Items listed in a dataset

>>

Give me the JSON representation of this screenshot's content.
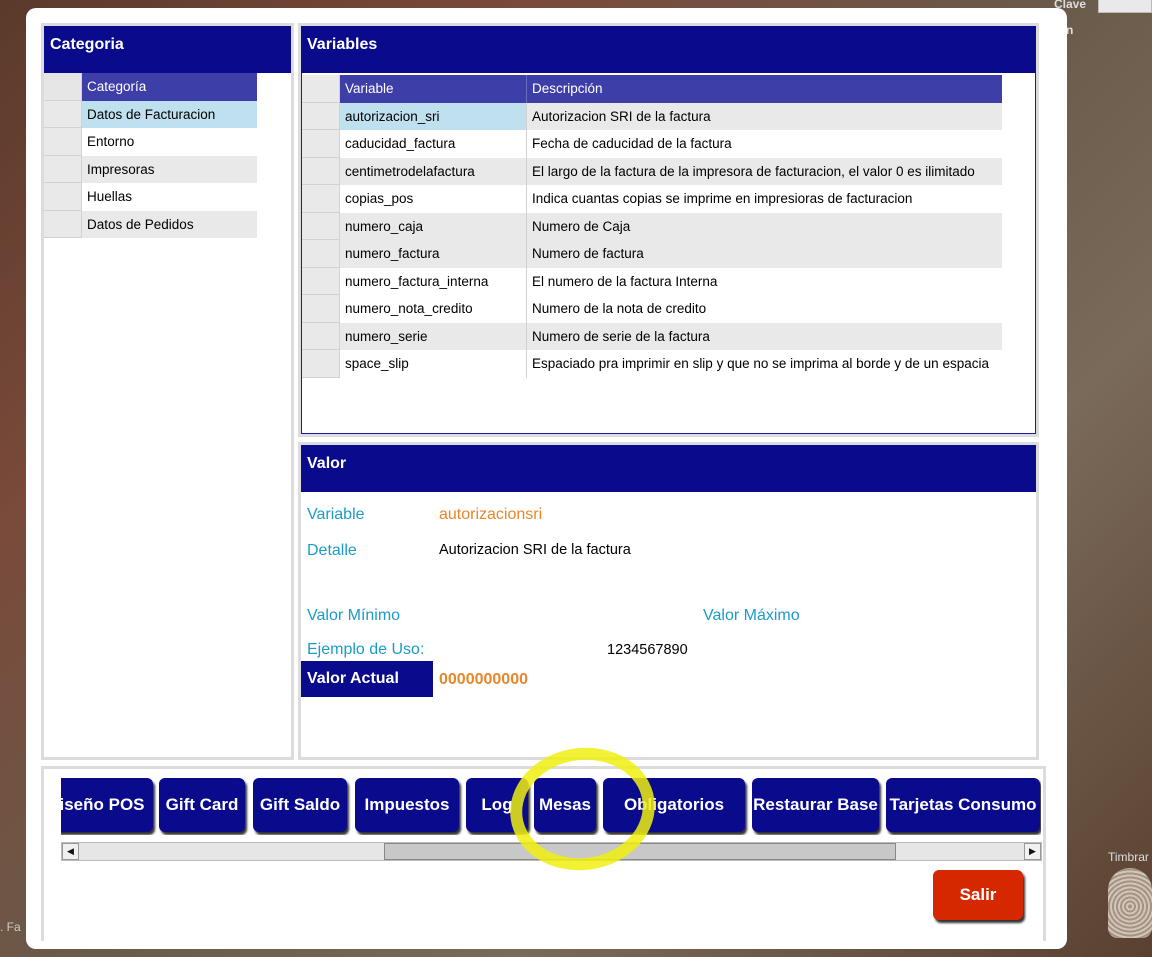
{
  "background": {
    "clave_label": "Clave",
    "n_label": "n",
    "timbrar_label": "Timbrar",
    "fa_label": ". Fa"
  },
  "categoria": {
    "title": "Categoria",
    "header": "Categoría",
    "items": [
      "Datos de Facturacion",
      "Entorno",
      "Impresoras",
      "Huellas",
      "Datos de Pedidos"
    ]
  },
  "variables": {
    "title": "Variables",
    "columns": [
      "Variable",
      "Descripción"
    ],
    "rows": [
      {
        "variable": "autorizacion_sri",
        "descripcion": "Autorizacion SRI de la factura"
      },
      {
        "variable": "caducidad_factura",
        "descripcion": "Fecha de caducidad de la factura"
      },
      {
        "variable": "centimetrodelafactura",
        "descripcion": "El largo de la factura de la impresora de facturacion, el valor 0 es ilimitado"
      },
      {
        "variable": "copias_pos",
        "descripcion": "Indica cuantas copias se imprime en impresioras de facturacion"
      },
      {
        "variable": "numero_caja",
        "descripcion": "Numero de Caja"
      },
      {
        "variable": "numero_factura",
        "descripcion": "Numero de factura"
      },
      {
        "variable": "numero_factura_interna",
        "descripcion": "El numero de la factura Interna"
      },
      {
        "variable": "numero_nota_credito",
        "descripcion": "Numero de la nota de credito"
      },
      {
        "variable": "numero_serie",
        "descripcion": "Numero de serie de la factura"
      },
      {
        "variable": "space_slip",
        "descripcion": "Espaciado pra imprimir en slip y que no se imprima al borde y de un espacia"
      }
    ]
  },
  "valor": {
    "title": "Valor",
    "variable_label": "Variable",
    "variable_value": "autorizacionsri",
    "detalle_label": "Detalle",
    "detalle_value": "Autorizacion SRI de la factura",
    "min_label": "Valor Mínimo",
    "max_label": "Valor Máximo",
    "ejemplo_label": "Ejemplo de Uso:",
    "ejemplo_value": "1234567890",
    "actual_label": "Valor Actual",
    "actual_value": "0000000000"
  },
  "buttons": {
    "diseno_pos": "iseño POS",
    "gift_card": "Gift Card",
    "gift_saldo": "Gift Saldo",
    "impuestos": "Impuestos",
    "log": "Log",
    "mesas": "Mesas",
    "obligatorios": "Obligatorios",
    "restaurar_base": "Restaurar Base",
    "tarjetas_consumo": "Tarjetas Consumo",
    "salir": "Salir"
  },
  "scrollbar": {
    "left_arrow": "◀",
    "right_arrow": "▶"
  },
  "colors": {
    "header_blue": "#0a0a8c",
    "accent_cyan": "#1a9cc8",
    "accent_orange": "#e8862a",
    "salir_red": "#d62800",
    "highlight_yellow": "#f0ee10"
  }
}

<<

Your job is to transcribe the entries above exactly; skip the pictures.

> _SOLUTION TO THIS EXERCISE_:
Give me the JSON representation of this screenshot's content.
{
  "background": {
    "clave_label": "Clave",
    "n_label": "n",
    "timbrar_label": "Timbrar",
    "fa_label": ". Fa"
  },
  "categoria": {
    "title": "Categoria",
    "header": "Categoría",
    "items": [
      "Datos de Facturacion",
      "Entorno",
      "Impresoras",
      "Huellas",
      "Datos de Pedidos"
    ]
  },
  "variables": {
    "title": "Variables",
    "columns": [
      "Variable",
      "Descripción"
    ],
    "rows": [
      {
        "variable": "autorizacion_sri",
        "descripcion": "Autorizacion SRI de la factura"
      },
      {
        "variable": "caducidad_factura",
        "descripcion": "Fecha de caducidad de la factura"
      },
      {
        "variable": "centimetrodelafactura",
        "descripcion": "El largo de la factura de la impresora de facturacion, el valor 0 es ilimitado"
      },
      {
        "variable": "copias_pos",
        "descripcion": "Indica cuantas copias se imprime en impresioras de facturacion"
      },
      {
        "variable": "numero_caja",
        "descripcion": "Numero de Caja"
      },
      {
        "variable": "numero_factura",
        "descripcion": "Numero de factura"
      },
      {
        "variable": "numero_factura_interna",
        "descripcion": "El numero de la factura Interna"
      },
      {
        "variable": "numero_nota_credito",
        "descripcion": "Numero de la nota de credito"
      },
      {
        "variable": "numero_serie",
        "descripcion": "Numero de serie de la factura"
      },
      {
        "variable": "space_slip",
        "descripcion": "Espaciado pra imprimir en slip y que no se imprima al borde y de un espacia"
      }
    ]
  },
  "valor": {
    "title": "Valor",
    "variable_label": "Variable",
    "variable_value": "autorizacionsri",
    "detalle_label": "Detalle",
    "detalle_value": "Autorizacion SRI de la factura",
    "min_label": "Valor Mínimo",
    "max_label": "Valor Máximo",
    "ejemplo_label": "Ejemplo de Uso:",
    "ejemplo_value": "1234567890",
    "actual_label": "Valor Actual",
    "actual_value": "0000000000"
  },
  "buttons": {
    "diseno_pos": "iseño POS",
    "gift_card": "Gift Card",
    "gift_saldo": "Gift Saldo",
    "impuestos": "Impuestos",
    "log": "Log",
    "mesas": "Mesas",
    "obligatorios": "Obligatorios",
    "restaurar_base": "Restaurar Base",
    "tarjetas_consumo": "Tarjetas Consumo",
    "salir": "Salir"
  },
  "scrollbar": {
    "left_arrow": "◀",
    "right_arrow": "▶"
  },
  "colors": {
    "header_blue": "#0a0a8c",
    "accent_cyan": "#1a9cc8",
    "accent_orange": "#e8862a",
    "salir_red": "#d62800",
    "highlight_yellow": "#f0ee10"
  }
}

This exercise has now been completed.